WHAT YOU WILL DO: Report all lines from the entries below in which "ylabel" appears.

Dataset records
────

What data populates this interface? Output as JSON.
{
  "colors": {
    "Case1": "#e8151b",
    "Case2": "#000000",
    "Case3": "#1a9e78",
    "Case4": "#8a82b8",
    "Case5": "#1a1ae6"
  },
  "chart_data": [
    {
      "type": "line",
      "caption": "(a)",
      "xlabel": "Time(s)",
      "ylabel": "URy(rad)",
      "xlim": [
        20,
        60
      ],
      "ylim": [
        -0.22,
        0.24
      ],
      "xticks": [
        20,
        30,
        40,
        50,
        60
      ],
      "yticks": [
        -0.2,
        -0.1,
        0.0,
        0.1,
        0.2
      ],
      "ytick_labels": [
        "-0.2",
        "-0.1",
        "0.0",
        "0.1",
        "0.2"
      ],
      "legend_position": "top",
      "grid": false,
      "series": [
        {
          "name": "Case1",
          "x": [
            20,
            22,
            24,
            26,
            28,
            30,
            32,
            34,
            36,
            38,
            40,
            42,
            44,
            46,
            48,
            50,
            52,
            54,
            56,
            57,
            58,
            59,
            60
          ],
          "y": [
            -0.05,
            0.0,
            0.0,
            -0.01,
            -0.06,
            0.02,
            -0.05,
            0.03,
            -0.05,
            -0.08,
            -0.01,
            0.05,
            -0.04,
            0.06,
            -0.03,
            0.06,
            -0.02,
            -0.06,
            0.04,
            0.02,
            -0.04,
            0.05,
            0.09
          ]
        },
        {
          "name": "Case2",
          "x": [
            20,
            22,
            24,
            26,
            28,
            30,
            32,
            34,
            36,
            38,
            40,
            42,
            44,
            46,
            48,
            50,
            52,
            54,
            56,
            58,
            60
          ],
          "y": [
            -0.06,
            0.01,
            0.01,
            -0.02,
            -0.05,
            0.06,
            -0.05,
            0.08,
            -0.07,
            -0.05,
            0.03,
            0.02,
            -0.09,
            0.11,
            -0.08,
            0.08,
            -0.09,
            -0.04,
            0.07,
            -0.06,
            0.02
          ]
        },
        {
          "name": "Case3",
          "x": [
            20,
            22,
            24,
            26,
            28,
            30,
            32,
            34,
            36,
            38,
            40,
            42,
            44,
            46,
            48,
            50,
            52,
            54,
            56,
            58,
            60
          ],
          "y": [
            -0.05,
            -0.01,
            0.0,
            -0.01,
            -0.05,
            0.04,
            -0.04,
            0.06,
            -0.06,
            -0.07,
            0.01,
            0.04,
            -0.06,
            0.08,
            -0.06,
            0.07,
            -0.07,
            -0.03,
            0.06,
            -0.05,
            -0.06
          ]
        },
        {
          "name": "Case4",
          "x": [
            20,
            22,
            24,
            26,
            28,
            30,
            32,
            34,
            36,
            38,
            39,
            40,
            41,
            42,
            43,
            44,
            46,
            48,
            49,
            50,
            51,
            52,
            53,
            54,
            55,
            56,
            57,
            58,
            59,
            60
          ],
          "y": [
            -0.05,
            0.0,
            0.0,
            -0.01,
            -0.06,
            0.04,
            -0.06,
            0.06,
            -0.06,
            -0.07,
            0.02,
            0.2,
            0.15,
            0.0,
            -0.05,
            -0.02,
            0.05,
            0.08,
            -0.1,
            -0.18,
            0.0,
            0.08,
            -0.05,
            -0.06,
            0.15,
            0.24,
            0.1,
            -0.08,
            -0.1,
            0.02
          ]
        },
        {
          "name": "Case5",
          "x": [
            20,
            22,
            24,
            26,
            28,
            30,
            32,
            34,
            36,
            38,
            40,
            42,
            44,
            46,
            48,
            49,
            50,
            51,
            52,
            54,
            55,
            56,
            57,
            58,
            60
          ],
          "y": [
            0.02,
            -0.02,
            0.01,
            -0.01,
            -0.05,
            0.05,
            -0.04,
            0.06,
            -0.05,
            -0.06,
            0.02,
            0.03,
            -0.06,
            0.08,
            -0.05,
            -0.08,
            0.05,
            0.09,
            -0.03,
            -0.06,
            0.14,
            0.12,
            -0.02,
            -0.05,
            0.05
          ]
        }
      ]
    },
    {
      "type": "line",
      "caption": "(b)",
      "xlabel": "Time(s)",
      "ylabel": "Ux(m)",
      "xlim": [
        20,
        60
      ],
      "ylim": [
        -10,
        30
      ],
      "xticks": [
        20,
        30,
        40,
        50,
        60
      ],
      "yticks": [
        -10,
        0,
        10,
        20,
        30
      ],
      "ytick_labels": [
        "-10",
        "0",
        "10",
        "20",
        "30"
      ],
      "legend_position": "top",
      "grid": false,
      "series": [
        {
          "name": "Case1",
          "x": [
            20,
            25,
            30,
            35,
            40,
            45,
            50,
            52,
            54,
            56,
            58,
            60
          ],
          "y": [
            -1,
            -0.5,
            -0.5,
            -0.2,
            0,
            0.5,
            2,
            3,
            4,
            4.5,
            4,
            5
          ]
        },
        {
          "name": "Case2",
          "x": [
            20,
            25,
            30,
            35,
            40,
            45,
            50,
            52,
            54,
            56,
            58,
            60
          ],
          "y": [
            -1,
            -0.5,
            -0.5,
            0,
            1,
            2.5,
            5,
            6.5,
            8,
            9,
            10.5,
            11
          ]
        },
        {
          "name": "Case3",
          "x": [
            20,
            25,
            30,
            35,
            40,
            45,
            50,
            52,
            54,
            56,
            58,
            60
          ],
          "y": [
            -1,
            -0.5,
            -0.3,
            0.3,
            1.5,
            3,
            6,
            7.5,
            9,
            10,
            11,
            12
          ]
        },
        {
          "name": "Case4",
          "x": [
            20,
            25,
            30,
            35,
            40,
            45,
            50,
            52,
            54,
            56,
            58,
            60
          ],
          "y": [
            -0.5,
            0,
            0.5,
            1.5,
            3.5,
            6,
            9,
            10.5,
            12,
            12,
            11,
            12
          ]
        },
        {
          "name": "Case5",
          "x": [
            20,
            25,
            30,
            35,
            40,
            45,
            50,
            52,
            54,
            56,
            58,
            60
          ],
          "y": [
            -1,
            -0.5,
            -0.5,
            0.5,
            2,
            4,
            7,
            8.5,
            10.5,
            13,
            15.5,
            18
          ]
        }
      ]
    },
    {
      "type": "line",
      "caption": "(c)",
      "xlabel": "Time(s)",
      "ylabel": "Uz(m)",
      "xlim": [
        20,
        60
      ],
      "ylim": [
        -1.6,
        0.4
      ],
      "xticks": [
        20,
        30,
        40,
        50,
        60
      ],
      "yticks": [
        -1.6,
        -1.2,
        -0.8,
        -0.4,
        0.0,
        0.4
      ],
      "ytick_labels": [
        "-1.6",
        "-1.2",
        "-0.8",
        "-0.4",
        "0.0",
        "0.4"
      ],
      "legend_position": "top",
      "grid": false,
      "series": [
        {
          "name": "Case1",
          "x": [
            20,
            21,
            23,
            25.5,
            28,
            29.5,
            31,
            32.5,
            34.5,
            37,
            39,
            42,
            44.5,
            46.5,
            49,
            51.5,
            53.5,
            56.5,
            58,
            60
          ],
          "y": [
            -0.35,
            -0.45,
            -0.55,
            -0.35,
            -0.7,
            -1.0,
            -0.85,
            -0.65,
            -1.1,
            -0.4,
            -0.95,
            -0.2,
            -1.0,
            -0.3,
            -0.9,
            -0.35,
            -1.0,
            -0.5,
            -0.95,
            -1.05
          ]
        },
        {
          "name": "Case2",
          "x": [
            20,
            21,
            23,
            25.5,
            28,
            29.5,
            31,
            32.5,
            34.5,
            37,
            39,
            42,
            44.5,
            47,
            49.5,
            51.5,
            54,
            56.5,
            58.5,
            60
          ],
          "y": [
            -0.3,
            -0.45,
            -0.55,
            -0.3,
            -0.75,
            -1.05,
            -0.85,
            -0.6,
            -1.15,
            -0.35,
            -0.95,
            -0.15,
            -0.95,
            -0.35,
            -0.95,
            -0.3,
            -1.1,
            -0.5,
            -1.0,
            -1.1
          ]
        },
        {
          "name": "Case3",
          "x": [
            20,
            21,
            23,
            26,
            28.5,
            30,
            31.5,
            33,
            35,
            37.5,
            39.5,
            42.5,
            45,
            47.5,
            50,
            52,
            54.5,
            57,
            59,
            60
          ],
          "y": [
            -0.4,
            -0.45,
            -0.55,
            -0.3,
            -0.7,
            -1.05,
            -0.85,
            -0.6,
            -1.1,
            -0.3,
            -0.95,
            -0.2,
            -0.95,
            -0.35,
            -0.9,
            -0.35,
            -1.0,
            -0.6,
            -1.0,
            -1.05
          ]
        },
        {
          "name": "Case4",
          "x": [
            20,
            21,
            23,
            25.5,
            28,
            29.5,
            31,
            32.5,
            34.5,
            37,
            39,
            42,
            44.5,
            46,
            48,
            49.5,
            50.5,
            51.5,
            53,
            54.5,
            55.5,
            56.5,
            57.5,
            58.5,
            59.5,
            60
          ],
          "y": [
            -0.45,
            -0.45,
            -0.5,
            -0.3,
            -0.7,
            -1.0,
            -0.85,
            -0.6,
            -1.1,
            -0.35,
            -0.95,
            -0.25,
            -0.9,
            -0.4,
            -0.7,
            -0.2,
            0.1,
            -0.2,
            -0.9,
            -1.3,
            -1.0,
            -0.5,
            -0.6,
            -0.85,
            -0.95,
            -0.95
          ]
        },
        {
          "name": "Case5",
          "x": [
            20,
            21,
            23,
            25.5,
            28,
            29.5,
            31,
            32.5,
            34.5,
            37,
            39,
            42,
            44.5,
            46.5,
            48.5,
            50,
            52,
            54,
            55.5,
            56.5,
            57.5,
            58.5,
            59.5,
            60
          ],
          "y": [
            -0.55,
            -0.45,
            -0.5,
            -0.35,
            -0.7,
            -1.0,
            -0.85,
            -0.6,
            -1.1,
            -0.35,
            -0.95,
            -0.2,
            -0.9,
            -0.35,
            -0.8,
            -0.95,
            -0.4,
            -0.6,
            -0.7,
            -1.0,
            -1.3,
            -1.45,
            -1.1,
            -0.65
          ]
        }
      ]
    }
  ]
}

────

ANSWER TO THIS TASK:
      "ylabel": "URy(rad)",
      "ylabel": "Ux(m)",
      "ylabel": "Uz(m)",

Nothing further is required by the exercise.